DOCUMENT TEXT:
CSCE614 Computer Architecture (Fall 2013)

Assignment #2

Due: 10/7 11:20AM (Report must be submitted in the class time)

Objective

This project is to help you understand how pseudo-associative (column-associative) cache works. You will initially analyze the sensitivity of L1 caches to changes in parameters. Then you are to implement L1 data cache as pseudo-associative in SimpleScalar and compare its performance to the normal direct-mapped L1 data cache.

System Requirement

Linux operating system is needed in order to use the pre-compiled little-endian Alpha ISA SPEC2000 binaries. Do not use Cygwin. If you don’t have any linux machine, please use linux.cs.tamu.edu with your CS account. If you don’t have CS account, contact HelpDesk located in the first floor.

Setting up the environment and installing SimpleScalar

1. Download and Install SimpleScalar 3.0.

(1) Download simplesim-3v0e.tgz from http://www.simplescalar.com/.

(2) Untar the downloaded file.

$ tar xzvf simplesim-3v0e.tgz

(3) Read the README file under simplesim3.0 directory you have just untarred.

(4) Compile the simulator according to the instructions.

EXTRACTED INFORMATION:
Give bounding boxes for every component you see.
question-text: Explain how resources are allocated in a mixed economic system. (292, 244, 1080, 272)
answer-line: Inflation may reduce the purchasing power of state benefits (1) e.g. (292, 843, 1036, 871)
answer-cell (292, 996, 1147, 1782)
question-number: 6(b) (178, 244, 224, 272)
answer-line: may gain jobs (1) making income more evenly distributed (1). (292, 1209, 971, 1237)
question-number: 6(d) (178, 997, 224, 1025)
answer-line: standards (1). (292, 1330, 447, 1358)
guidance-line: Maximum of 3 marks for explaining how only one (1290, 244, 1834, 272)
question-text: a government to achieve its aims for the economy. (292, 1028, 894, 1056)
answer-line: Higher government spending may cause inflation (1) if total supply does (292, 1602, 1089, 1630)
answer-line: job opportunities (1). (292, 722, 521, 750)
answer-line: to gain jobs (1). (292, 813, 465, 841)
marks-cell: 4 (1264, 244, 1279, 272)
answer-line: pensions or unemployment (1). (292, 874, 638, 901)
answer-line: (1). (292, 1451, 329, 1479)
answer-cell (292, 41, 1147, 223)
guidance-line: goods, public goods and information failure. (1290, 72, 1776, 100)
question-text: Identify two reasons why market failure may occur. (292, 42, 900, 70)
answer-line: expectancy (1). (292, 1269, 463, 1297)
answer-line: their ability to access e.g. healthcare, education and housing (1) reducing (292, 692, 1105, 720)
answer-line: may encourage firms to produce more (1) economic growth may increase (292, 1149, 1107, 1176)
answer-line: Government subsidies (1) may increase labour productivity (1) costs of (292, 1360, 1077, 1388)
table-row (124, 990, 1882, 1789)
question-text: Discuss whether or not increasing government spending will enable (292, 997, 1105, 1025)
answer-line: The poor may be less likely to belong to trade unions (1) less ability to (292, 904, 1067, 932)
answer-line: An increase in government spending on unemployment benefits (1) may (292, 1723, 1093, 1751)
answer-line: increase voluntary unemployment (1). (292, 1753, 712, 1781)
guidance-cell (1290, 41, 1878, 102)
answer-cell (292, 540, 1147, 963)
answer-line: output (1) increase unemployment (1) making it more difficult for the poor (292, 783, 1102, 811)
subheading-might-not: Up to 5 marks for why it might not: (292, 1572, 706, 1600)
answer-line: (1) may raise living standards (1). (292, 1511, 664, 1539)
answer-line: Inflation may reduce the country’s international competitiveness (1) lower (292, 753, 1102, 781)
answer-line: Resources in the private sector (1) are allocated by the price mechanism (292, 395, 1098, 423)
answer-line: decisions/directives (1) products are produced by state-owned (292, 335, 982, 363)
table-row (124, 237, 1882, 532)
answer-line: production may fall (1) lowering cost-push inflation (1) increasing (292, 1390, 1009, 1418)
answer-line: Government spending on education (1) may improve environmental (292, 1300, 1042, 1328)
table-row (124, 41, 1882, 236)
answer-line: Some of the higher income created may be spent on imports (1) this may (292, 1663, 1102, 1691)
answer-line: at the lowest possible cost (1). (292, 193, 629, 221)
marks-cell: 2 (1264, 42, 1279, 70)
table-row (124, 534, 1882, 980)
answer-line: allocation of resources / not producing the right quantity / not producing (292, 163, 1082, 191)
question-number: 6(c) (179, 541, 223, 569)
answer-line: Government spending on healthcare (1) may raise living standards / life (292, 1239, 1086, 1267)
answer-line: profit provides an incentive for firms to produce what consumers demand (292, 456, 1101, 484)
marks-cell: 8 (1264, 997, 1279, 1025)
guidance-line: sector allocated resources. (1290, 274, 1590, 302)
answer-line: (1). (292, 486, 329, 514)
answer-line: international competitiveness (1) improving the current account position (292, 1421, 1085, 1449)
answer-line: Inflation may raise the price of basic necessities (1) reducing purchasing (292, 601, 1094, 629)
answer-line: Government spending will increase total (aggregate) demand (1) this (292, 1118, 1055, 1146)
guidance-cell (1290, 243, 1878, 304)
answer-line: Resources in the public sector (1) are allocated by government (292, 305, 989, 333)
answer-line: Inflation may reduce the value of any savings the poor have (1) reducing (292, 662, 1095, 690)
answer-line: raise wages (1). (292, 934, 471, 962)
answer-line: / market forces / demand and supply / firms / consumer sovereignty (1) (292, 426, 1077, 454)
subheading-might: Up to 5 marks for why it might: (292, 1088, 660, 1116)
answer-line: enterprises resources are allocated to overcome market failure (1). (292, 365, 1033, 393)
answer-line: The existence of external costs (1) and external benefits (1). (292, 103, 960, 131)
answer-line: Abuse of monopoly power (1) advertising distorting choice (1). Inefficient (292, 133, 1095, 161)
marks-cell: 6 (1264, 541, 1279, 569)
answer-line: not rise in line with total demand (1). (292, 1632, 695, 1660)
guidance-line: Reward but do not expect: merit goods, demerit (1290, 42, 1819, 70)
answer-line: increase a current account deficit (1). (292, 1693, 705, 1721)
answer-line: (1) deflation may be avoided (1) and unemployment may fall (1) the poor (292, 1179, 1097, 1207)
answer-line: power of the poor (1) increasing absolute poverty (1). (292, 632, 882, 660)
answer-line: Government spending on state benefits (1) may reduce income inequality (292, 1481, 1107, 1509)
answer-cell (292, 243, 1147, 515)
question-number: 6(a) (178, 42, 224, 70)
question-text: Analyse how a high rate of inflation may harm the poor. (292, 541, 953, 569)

STATED PROBLEM 1:
On the assignment page, which environment does it say not to use?
STATED PROBLEM 2:
Please rewrite the listing from its first line through the line containing "question-number: 6(b) (178, 244, 224, 272)", changing "state benefits" to "welfare payments" and leaving everything else as is.
The assignment page and the listing are unrelated to each other.

TASK ANSWER 1:
Cygwin

TASK ANSWER 2:
Give bounding boxes for every component you see.
question-text: Explain how resources are allocated in a mixed economic system. (292, 244, 1080, 272)
answer-line: Inflation may reduce the purchasing power of welfare payments (1) e.g. (292, 843, 1036, 871)
answer-cell (292, 996, 1147, 1782)
question-number: 6(b) (178, 244, 224, 272)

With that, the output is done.